▶ **Given exercise**:
Copy out all of the material exactly.

▶ **Records shown**:
========

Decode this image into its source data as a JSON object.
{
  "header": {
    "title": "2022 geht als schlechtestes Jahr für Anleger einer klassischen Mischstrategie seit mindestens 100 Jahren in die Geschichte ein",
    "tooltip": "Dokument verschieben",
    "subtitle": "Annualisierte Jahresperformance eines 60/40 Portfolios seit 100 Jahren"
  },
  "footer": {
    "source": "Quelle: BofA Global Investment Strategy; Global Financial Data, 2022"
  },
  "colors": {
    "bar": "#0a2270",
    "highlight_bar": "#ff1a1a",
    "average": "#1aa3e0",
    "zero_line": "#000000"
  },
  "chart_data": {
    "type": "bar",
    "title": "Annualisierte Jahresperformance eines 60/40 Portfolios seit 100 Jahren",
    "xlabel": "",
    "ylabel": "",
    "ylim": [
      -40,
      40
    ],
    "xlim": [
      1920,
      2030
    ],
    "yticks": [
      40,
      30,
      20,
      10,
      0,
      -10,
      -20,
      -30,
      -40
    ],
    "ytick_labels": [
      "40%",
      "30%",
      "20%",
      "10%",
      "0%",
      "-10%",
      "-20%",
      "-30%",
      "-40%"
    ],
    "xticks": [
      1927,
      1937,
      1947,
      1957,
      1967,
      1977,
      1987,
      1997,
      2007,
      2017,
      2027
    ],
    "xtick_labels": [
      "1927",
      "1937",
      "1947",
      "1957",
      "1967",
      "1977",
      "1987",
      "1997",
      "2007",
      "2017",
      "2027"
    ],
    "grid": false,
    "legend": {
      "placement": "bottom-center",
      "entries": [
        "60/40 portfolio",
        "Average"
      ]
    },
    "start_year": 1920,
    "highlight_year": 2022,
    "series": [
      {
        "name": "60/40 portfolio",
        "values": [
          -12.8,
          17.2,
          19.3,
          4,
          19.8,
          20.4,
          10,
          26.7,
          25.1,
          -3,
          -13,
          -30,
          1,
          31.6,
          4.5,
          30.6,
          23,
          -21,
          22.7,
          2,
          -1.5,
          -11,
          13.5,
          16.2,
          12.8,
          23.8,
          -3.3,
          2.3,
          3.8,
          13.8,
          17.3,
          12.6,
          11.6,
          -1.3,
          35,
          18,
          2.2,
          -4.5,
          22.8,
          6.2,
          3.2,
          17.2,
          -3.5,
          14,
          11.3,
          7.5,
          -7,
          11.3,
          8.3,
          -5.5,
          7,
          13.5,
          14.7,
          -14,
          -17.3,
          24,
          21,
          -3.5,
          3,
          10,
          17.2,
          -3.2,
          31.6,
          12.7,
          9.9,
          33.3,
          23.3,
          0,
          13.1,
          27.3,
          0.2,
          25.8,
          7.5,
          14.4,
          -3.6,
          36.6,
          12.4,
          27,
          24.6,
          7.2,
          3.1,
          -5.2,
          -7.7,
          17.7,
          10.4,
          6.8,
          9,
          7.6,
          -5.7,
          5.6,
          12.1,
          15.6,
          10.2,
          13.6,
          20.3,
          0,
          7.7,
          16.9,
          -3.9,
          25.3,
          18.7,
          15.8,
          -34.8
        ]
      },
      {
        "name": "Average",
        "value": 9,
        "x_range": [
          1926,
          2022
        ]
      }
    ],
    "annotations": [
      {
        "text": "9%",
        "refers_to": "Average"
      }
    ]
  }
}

========

▶ **The completed task**:
Decode this image into its source data as a JSON object.
{
  "header": {
    "title": "2022 geht als schlechtestes Jahr für Anleger einer klassischen Mischstrategie seit mindestens 100 Jahren in die Geschichte ein",
    "tooltip": "Dokument verschieben",
    "subtitle": "Annualisierte Jahresperformance eines 60/40 Portfolios seit 100 Jahren"
  },
  "footer": {
    "source": "Quelle: BofA Global Investment Strategy; Global Financial Data, 2022"
  },
  "colors": {
    "bar": "#0a2270",
    "highlight_bar": "#ff1a1a",
    "average": "#1aa3e0",
    "zero_line": "#000000"
  },
  "chart_data": {
    "type": "bar",
    "title": "Annualisierte Jahresperformance eines 60/40 Portfolios seit 100 Jahren",
    "xlabel": "",
    "ylabel": "",
    "ylim": [
      -40,
      40
    ],
    "xlim": [
      1920,
      2030
    ],
    "yticks": [
      40,
      30,
      20,
      10,
      0,
      -10,
      -20,
      -30,
      -40
    ],
    "ytick_labels": [
      "40%",
      "30%",
      "20%",
      "10%",
      "0%",
      "-10%",
      "-20%",
      "-30%",
      "-40%"
    ],
    "xticks": [
      1927,
      1937,
      1947,
      1957,
      1967,
      1977,
      1987,
      1997,
      2007,
      2017,
      2027
    ],
    "xtick_labels": [
      "1927",
      "1937",
      "1947",
      "1957",
      "1967",
      "1977",
      "1987",
      "1997",
      "2007",
      "2017",
      "2027"
    ],
    "grid": false,
    "legend": {
      "placement": "bottom-center",
      "entries": [
        "60/40 portfolio",
        "Average"
      ]
    },
    "start_year": 1920,
    "highlight_year": 2022,
    "series": [
      {
        "name": "60/40 portfolio",
        "values": [
          -12.8,
          17.2,
          19.3,
          4,
          19.8,
          20.4,
          10,
          26.7,
          25.1,
          -3,
          -13,
          -30,
          1,
          31.6,
          4.5,
          30.6,
          23,
          -21,
          22.7,
          2,
          -1.5,
          -11,
          13.5,
          16.2,
          12.8,
          23.8,
          -3.3,
          2.3,
          3.8,
          13.8,
          17.3,
          12.6,
          11.6,
          -1.3,
          35,
          18,
          2.2,
          -4.5,
          22.8,
          6.2,
          3.2,
          17.2,
          -3.5,
          14,
          11.3,
          7.5,
          -7,
          11.3,
          8.3,
          -5.5,
          7,
          13.5,
          14.7,
          -14,
          -17.3,
          24,
          21,
          -3.5,
          3,
          10,
          17.2,
          -3.2,
          31.6,
          12.7,
          9.9,
          33.3,
          23.3,
          0,
          13.1,
          27.3,
          0.2,
          25.8,
          7.5,
          14.4,
          -3.6,
          36.6,
          12.4,
          27,
          24.6,
          7.2,
          3.1,
          -5.2,
          -7.7,
          17.7,
          10.4,
          6.8,
          9,
          7.6,
          -5.7,
          5.6,
          12.1,
          15.6,
          10.2,
          13.6,
          20.3,
          0,
          7.7,
          16.9,
          -3.9,
          25.3,
          18.7,
          15.8,
          -34.8
        ]
      },
      {
        "name": "Average",
        "value": 9,
        "x_range": [
          1926,
          2022
        ]
      }
    ],
    "annotations": [
      {
        "text": "9%",
        "refers_to": "Average"
      }
    ]
  }
}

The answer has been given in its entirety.